* BEGIN GIVEN TEXT *

For the 22.6.6.2 permission logic, the page uses (A_v/s), a reference web width (b_w), and the reinforcement yield strength (f_{yt}), plus confirmation toggles that the reinforcement is designed and detailed to the relevant chapter requirements (8.7.6 for stirrups, 8.7.7 for headed studs). Headed studs also include checks for “smooth” studs and shaft-length eligibility.

Size-effect factor (\lambda_s) and the 22.6.6.2 permission

The base (\lambda_s) is computed from 22.5.5.1.3 and limited to not exceed unity. The page then evaluates whether (\lambda_s = 1.0) is permitted by 22.6.6.2 based on reinforcement type and threshold checks on (A_v/s), together with the required detailing-compliance flags. If the user requests the override and the criteria are satisfied, the calculator uses (\lambda_s = 1.0); otherwise it falls back to the base (\lambda_s) and reports a note explaining why.

This workflow makes it explicit when (\lambda_s = 1.0) is a permitted design assumption versus a requested but non-compliant override.

Table 22.6.6.1 equation selection and governing (v_c)

The calculator selects the governing Table 22.6.6.1 equation based on the shear reinforcement type and the critical section reference:

• For stirrups, it uses the Table 22.6.6.1 stirrup row for all critical sections.

* END GIVEN TEXT *
* BEGIN MATERIAL *

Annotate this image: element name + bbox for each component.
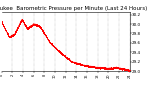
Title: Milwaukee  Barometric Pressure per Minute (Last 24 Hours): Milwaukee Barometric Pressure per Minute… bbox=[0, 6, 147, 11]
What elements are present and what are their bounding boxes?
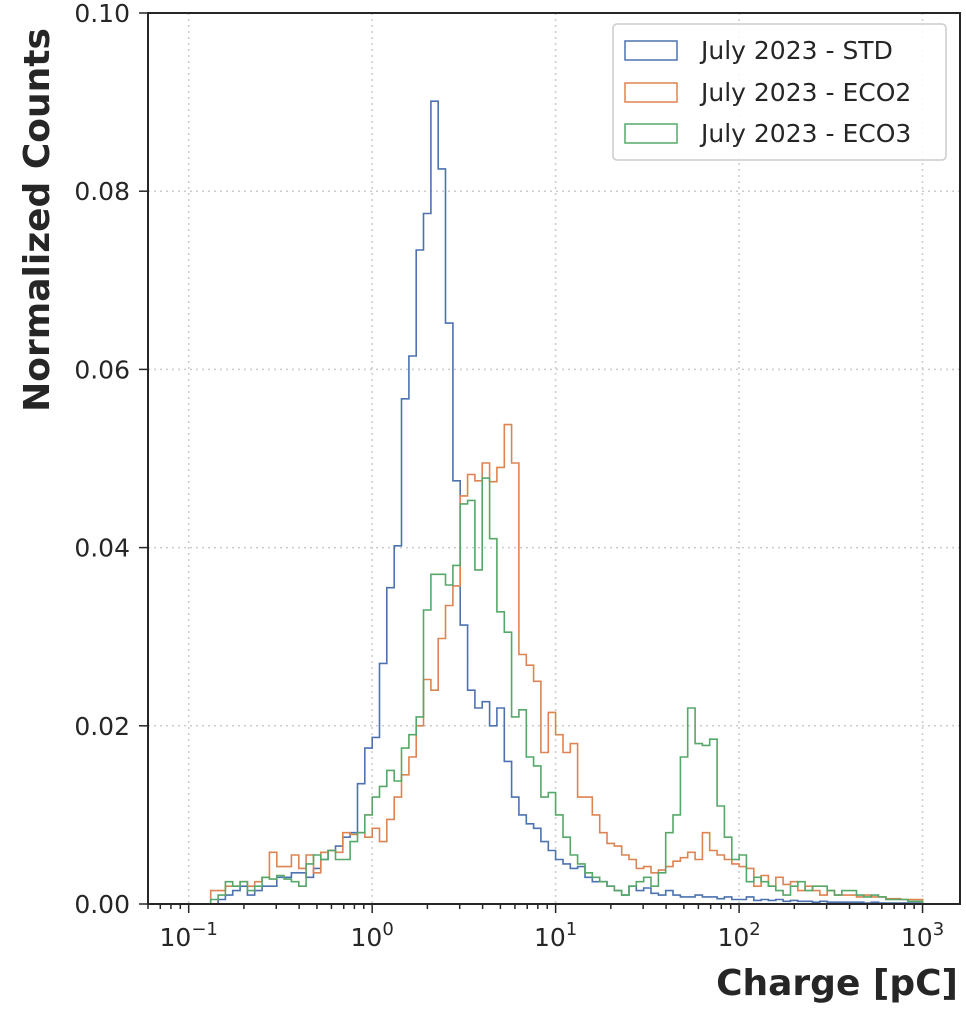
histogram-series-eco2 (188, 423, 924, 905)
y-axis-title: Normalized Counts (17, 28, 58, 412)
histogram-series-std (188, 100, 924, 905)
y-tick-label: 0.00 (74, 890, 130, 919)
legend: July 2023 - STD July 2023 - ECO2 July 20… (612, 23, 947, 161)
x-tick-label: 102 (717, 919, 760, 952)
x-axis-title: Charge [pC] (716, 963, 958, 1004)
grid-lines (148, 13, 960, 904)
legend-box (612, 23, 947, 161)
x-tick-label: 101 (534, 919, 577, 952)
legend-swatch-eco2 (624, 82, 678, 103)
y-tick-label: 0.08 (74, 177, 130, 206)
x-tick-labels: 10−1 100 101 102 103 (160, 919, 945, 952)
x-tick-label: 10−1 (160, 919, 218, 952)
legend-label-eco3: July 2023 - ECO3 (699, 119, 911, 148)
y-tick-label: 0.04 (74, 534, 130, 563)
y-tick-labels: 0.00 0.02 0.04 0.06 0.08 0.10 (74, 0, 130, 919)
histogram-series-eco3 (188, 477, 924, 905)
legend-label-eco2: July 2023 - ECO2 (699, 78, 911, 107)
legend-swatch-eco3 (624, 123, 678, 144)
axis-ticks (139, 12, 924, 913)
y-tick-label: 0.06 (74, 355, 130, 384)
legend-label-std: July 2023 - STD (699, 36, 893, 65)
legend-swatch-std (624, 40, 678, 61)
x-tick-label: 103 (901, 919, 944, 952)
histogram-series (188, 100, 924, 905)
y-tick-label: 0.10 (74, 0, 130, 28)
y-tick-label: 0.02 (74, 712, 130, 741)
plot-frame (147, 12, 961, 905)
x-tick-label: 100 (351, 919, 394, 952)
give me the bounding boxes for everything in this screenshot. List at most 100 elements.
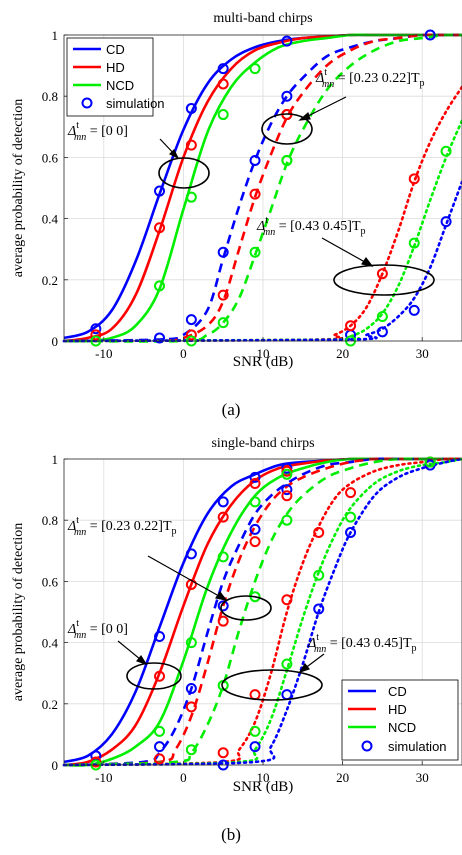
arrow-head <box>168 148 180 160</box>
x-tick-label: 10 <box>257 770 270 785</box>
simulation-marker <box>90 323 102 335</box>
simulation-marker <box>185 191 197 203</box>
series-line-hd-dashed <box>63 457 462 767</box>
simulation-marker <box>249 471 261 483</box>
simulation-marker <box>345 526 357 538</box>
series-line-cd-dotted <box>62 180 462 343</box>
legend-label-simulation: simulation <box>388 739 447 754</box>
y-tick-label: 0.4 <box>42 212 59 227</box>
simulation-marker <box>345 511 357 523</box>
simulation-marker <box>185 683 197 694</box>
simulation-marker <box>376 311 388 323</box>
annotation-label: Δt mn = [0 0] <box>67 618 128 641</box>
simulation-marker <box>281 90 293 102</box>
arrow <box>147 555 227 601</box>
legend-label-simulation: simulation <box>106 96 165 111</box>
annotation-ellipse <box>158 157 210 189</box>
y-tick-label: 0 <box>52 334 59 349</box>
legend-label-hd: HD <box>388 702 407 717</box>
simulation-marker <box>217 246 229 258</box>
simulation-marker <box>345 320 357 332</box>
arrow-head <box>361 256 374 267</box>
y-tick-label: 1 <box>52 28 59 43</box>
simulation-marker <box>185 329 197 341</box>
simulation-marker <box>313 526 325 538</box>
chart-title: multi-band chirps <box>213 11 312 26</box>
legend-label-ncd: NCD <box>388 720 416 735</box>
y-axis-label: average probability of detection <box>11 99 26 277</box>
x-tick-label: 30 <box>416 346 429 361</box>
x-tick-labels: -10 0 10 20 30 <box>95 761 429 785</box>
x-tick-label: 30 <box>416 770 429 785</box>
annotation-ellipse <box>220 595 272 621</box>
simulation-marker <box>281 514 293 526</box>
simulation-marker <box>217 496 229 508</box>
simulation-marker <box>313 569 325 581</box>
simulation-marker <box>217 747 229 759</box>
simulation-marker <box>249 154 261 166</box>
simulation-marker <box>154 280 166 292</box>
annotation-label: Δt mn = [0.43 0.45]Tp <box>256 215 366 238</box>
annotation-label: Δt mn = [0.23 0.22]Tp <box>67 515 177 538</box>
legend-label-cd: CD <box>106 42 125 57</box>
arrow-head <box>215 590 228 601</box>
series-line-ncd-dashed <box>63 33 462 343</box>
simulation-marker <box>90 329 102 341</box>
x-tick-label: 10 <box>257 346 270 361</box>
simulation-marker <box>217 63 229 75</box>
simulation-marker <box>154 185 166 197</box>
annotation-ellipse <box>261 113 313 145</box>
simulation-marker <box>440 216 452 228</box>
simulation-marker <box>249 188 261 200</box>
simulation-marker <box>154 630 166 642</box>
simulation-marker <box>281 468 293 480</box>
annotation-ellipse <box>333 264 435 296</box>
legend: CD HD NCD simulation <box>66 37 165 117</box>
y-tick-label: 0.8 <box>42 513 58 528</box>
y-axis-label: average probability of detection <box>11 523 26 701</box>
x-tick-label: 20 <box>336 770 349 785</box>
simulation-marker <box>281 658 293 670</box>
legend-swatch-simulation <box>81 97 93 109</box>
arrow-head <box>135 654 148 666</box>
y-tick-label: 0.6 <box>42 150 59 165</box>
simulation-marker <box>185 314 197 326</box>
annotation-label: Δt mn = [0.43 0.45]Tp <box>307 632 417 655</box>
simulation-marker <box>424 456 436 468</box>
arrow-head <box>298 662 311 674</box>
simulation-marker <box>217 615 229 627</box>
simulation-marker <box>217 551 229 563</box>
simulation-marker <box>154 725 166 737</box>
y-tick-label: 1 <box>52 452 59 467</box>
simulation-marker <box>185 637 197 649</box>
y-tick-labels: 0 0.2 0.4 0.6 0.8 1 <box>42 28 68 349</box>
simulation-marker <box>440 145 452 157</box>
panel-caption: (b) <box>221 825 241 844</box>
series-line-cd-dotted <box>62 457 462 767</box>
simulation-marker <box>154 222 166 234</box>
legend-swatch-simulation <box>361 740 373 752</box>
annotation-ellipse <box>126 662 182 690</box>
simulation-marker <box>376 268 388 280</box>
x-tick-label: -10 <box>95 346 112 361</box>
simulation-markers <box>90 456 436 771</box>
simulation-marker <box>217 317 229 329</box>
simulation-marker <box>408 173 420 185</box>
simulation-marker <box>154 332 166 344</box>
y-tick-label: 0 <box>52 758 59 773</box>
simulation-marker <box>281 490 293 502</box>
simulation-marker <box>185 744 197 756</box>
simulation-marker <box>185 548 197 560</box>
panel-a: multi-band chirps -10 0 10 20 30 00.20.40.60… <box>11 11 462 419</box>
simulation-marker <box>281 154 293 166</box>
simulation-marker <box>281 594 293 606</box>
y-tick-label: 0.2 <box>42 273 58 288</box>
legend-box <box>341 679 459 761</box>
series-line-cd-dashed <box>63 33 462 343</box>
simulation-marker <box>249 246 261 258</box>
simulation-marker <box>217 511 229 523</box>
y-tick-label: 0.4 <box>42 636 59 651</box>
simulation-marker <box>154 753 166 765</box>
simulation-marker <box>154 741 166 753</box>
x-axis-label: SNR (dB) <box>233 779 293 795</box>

* END MATERIAL *

Quote the shear calculator passage word for word, from start to finish.

» **TASK RESULT**:
For the 22.6.6.2 permission logic, the page uses (A_v/s), a reference web width (b_w), and the reinforcement yield strength (f_{yt}), plus confirmation toggles that the reinforcement is designed and detailed to the relevant chapter requirements (8.7.6 for stirrups, 8.7.7 for headed studs). Headed studs also include checks for “smooth” studs and shaft-length eligibility.

Size-effect factor (\lambda_s) and the 22.6.6.2 permission

The base (\lambda_s) is computed from 22.5.5.1.3 and limited to not exceed unity. The page then evaluates whether (\lambda_s = 1.0) is permitted by 22.6.6.2 based on reinforcement type and threshold checks on (A_v/s), together with the required detailing-compliance flags. If the user requests the override and the criteria are satisfied, the calculator uses (\lambda_s = 1.0); otherwise it falls back to the base (\lambda_s) and reports a note explaining why.

This workflow makes it explicit when (\lambda_s = 1.0) is a permitted design assumption versus a requested but non-compliant override.

Table 22.6.6.1 equation selection and governing (v_c)

The calculator selects the governing Table 22.6.6.1 equation based on the shear reinforcement type and the critical section reference:

• For stirrups, it uses the Table 22.6.6.1 stirrup row for all critical sections.